[DATA EXCERPTS]

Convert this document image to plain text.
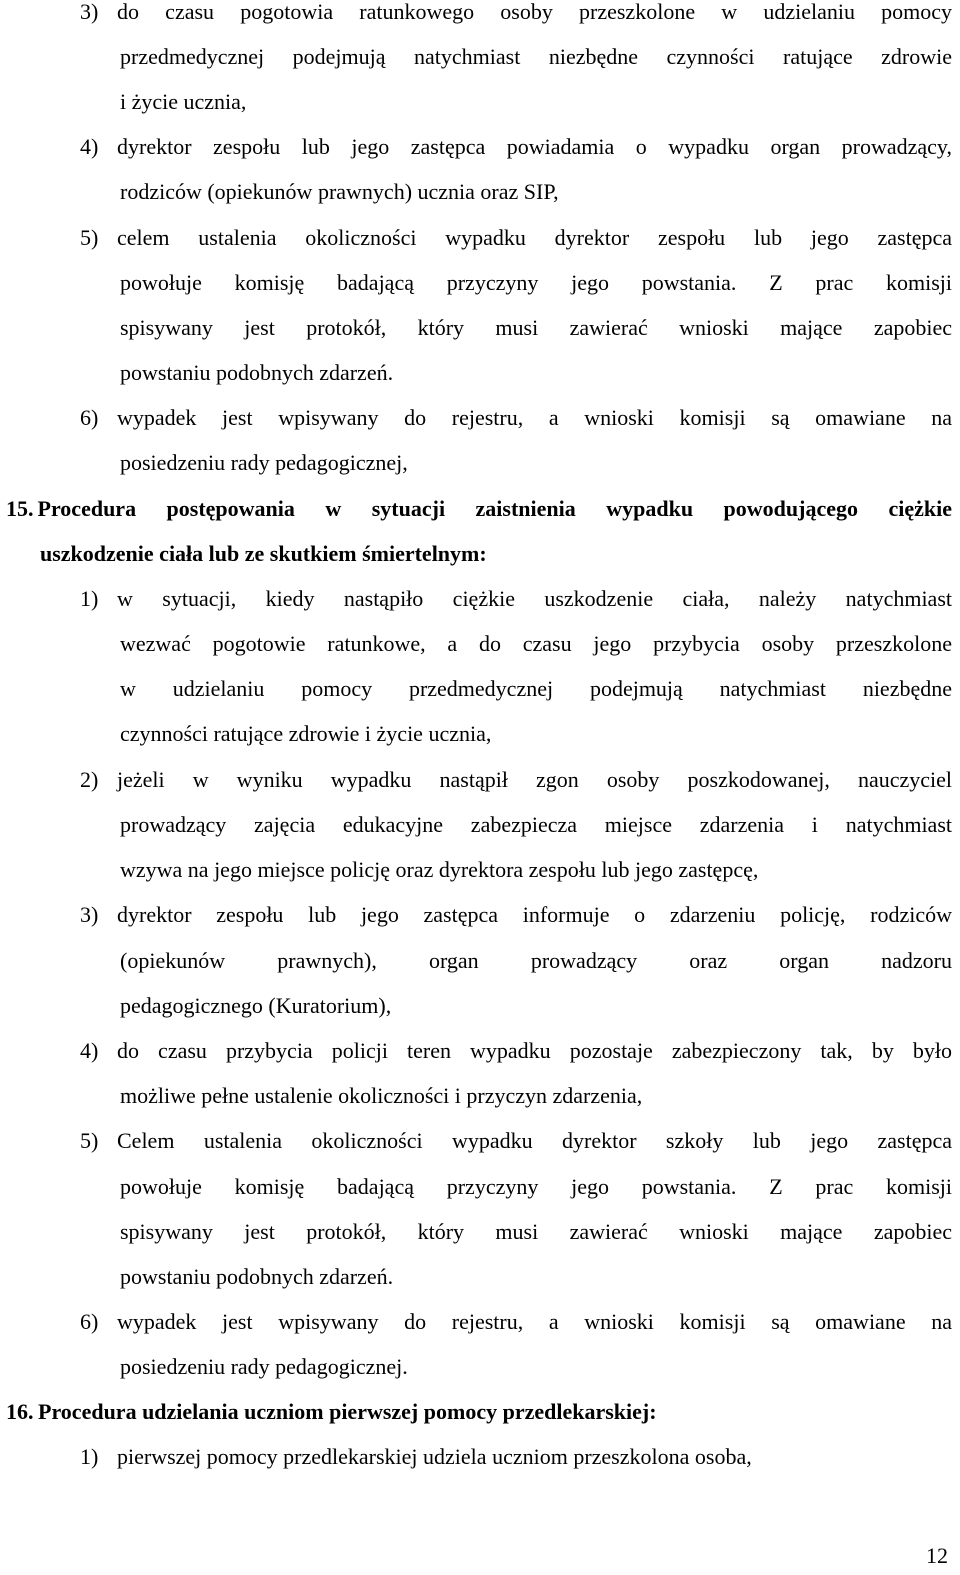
3) do czasu pogotowia ratunkowego osoby przeszkolone w udzielaniu pomocy
przedmedycznej podejmują natychmiast niezbędne czynności ratujące zdrowie
i życie ucznia,
4) dyrektor zespołu lub jego zastępca powiadamia o wypadku organ prowadzący,
rodziców (opiekunów prawnych) ucznia oraz SIP,
5) celem ustalenia okoliczności wypadku dyrektor zespołu lub jego zastępca
powołuje komisję badającą przyczyny jego powstania. Z prac komisji
spisywany jest protokół, który musi zawierać wnioski mające zapobiec
powstaniu podobnych zdarzeń.
6) wypadek jest wpisywany do rejestru, a wnioski komisji są omawiane na
posiedzeniu rady pedagogicznej,
15. Procedura postępowania w sytuacji zaistnienia wypadku powodującego ciężkie
uszkodzenie ciała lub ze skutkiem śmiertelnym:
1) w sytuacji, kiedy nastąpiło ciężkie uszkodzenie ciała, należy natychmiast
wezwać pogotowie ratunkowe, a do czasu jego przybycia osoby przeszkolone
w udzielaniu pomocy przedmedycznej podejmują natychmiast niezbędne
czynności ratujące zdrowie i życie ucznia,
2) jeżeli w wyniku wypadku nastąpił zgon osoby poszkodowanej, nauczyciel
prowadzący zajęcia edukacyjne zabezpiecza miejsce zdarzenia i natychmiast
wzywa na jego miejsce policję oraz dyrektora zespołu lub jego zastępcę,
3) dyrektor zespołu lub jego zastępca informuje o zdarzeniu policję, rodziców
(opiekunów prawnych), organ prowadzący oraz organ nadzoru
pedagogicznego (Kuratorium),
4) do czasu przybycia policji teren wypadku pozostaje zabezpieczony tak, by było
możliwe pełne ustalenie okoliczności i przyczyn zdarzenia,
5) Celem ustalenia okoliczności wypadku dyrektor szkoły lub jego zastępca
powołuje komisję badającą przyczyny jego powstania. Z prac komisji
spisywany jest protokół, który musi zawierać wnioski mające zapobiec
powstaniu podobnych zdarzeń.
6) wypadek jest wpisywany do rejestru, a wnioski komisji są omawiane na
posiedzeniu rady pedagogicznej.
16. Procedura udzielania uczniom pierwszej pomocy przedlekarskiej:
1) pierwszej pomocy przedlekarskiej udziela uczniom przeszkolona osoba,
12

[REQUIRED WORK]
Reproduce every entry exactly, but omit each picture.

[THE OUTPUT]
Convert this document image to plain text.
3) do czasu pogotowia ratunkowego osoby przeszkolone w udzielaniu pomocy
przedmedycznej podejmują natychmiast niezbędne czynności ratujące zdrowie
i życie ucznia,
4) dyrektor zespołu lub jego zastępca powiadamia o wypadku organ prowadzący,
rodziców (opiekunów prawnych) ucznia oraz SIP,
5) celem ustalenia okoliczności wypadku dyrektor zespołu lub jego zastępca
powołuje komisję badającą przyczyny jego powstania. Z prac komisji
spisywany jest protokół, który musi zawierać wnioski mające zapobiec
powstaniu podobnych zdarzeń.
6) wypadek jest wpisywany do rejestru, a wnioski komisji są omawiane na
posiedzeniu rady pedagogicznej,
15. Procedura postępowania w sytuacji zaistnienia wypadku powodującego ciężkie
uszkodzenie ciała lub ze skutkiem śmiertelnym:
1) w sytuacji, kiedy nastąpiło ciężkie uszkodzenie ciała, należy natychmiast
wezwać pogotowie ratunkowe, a do czasu jego przybycia osoby przeszkolone
w udzielaniu pomocy przedmedycznej podejmują natychmiast niezbędne
czynności ratujące zdrowie i życie ucznia,
2) jeżeli w wyniku wypadku nastąpił zgon osoby poszkodowanej, nauczyciel
prowadzący zajęcia edukacyjne zabezpiecza miejsce zdarzenia i natychmiast
wzywa na jego miejsce policję oraz dyrektora zespołu lub jego zastępcę,
3) dyrektor zespołu lub jego zastępca informuje o zdarzeniu policję, rodziców
(opiekunów prawnych), organ prowadzący oraz organ nadzoru
pedagogicznego (Kuratorium),
4) do czasu przybycia policji teren wypadku pozostaje zabezpieczony tak, by było
możliwe pełne ustalenie okoliczności i przyczyn zdarzenia,
5) Celem ustalenia okoliczności wypadku dyrektor szkoły lub jego zastępca
powołuje komisję badającą przyczyny jego powstania. Z prac komisji
spisywany jest protokół, który musi zawierać wnioski mające zapobiec
powstaniu podobnych zdarzeń.
6) wypadek jest wpisywany do rejestru, a wnioski komisji są omawiane na
posiedzeniu rady pedagogicznej.
16. Procedura udzielania uczniom pierwszej pomocy przedlekarskiej:
1) pierwszej pomocy przedlekarskiej udziela uczniom przeszkolona osoba,
12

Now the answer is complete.